- _LISTED ENTRIES_:
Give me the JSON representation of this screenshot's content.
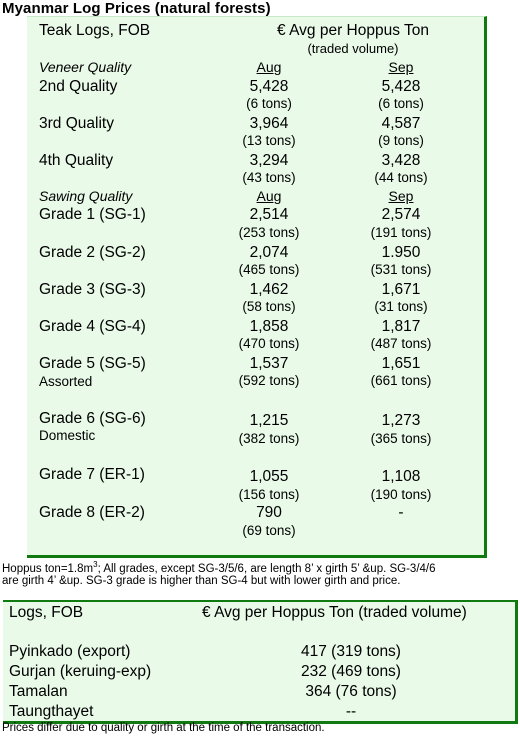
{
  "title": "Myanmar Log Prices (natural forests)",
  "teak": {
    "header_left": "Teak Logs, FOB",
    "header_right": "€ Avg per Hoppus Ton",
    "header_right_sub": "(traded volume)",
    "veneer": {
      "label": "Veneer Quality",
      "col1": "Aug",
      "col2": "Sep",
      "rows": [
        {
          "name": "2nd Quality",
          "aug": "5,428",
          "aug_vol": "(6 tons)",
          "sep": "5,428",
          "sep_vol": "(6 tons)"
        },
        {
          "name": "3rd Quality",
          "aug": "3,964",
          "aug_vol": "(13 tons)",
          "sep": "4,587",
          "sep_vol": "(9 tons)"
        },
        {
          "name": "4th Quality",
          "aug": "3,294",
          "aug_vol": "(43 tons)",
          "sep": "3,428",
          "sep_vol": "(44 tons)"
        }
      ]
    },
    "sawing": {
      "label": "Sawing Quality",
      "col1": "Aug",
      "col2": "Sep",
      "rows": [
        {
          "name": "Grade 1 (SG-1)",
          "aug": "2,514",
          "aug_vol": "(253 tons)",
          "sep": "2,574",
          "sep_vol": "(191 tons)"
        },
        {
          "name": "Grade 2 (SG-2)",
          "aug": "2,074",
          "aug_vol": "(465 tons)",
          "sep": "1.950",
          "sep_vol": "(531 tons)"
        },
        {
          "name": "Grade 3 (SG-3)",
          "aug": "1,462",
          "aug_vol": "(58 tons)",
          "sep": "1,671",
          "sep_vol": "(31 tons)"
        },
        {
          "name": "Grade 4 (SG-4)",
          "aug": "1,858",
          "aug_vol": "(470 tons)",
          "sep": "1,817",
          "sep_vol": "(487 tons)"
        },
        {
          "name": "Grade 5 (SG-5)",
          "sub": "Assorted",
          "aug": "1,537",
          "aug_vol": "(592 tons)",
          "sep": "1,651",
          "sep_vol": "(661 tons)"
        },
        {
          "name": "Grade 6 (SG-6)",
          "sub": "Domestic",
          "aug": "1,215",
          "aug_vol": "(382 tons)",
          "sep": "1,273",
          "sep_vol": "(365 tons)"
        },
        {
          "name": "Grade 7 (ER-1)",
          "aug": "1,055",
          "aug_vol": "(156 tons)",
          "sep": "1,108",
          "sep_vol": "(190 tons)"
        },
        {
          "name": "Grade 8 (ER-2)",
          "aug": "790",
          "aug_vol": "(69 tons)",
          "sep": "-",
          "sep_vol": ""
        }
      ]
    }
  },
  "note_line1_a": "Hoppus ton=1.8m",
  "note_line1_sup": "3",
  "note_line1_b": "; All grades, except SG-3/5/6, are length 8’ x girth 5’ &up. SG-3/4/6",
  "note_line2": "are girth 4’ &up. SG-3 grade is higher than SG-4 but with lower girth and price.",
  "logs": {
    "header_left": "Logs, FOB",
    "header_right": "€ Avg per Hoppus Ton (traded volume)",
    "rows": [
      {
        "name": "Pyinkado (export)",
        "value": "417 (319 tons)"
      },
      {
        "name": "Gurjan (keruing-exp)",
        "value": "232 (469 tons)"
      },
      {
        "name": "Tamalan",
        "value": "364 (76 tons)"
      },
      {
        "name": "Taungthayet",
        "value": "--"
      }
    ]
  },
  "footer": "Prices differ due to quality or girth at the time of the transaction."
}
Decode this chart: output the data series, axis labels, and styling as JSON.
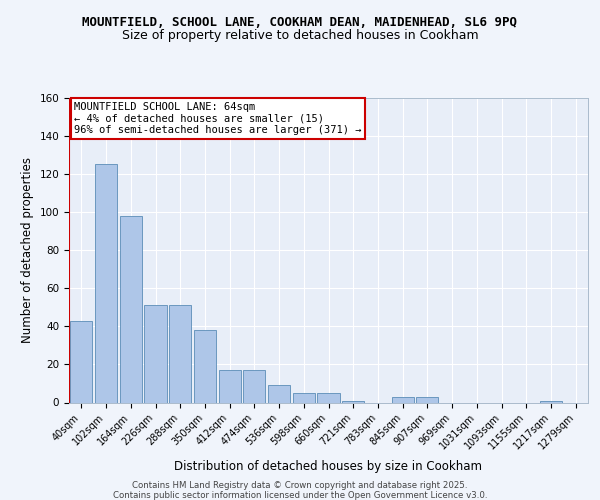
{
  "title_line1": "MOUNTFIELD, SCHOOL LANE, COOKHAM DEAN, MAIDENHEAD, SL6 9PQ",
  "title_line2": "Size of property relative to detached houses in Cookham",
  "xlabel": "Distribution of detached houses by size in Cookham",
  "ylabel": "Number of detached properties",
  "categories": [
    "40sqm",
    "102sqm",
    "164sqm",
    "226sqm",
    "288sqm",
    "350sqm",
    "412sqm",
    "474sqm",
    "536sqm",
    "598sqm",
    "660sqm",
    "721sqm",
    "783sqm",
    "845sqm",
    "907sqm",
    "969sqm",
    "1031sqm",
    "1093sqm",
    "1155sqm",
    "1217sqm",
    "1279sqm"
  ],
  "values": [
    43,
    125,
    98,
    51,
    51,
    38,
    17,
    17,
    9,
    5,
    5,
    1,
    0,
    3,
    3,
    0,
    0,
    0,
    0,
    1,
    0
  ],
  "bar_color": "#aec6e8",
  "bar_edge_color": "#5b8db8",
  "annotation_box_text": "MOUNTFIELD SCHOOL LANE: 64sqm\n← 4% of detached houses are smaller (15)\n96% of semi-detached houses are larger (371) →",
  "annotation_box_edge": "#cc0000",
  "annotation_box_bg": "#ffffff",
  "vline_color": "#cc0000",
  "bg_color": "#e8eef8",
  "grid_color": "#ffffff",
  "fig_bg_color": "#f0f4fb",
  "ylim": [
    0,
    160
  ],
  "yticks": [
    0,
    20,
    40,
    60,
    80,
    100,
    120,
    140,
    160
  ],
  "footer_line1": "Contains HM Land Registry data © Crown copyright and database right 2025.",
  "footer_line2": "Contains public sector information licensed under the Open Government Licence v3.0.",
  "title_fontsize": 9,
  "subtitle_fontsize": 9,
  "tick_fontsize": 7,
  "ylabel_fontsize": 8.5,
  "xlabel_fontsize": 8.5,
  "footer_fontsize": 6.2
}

- _PROBLEM_: Search the entries for the word "houses" and pick out every line that holds it.

- _FULL SOLUTION_:
  "title_line2": "Size of property relative to detached houses in Cookham",
  "xlabel": "Distribution of detached houses by size in Cookham",
  "annotation_box_text": "MOUNTFIELD SCHOOL LANE: 64sqm\n← 4% of detached houses are smaller (15)\n96% of semi-detached houses are larger (371) →",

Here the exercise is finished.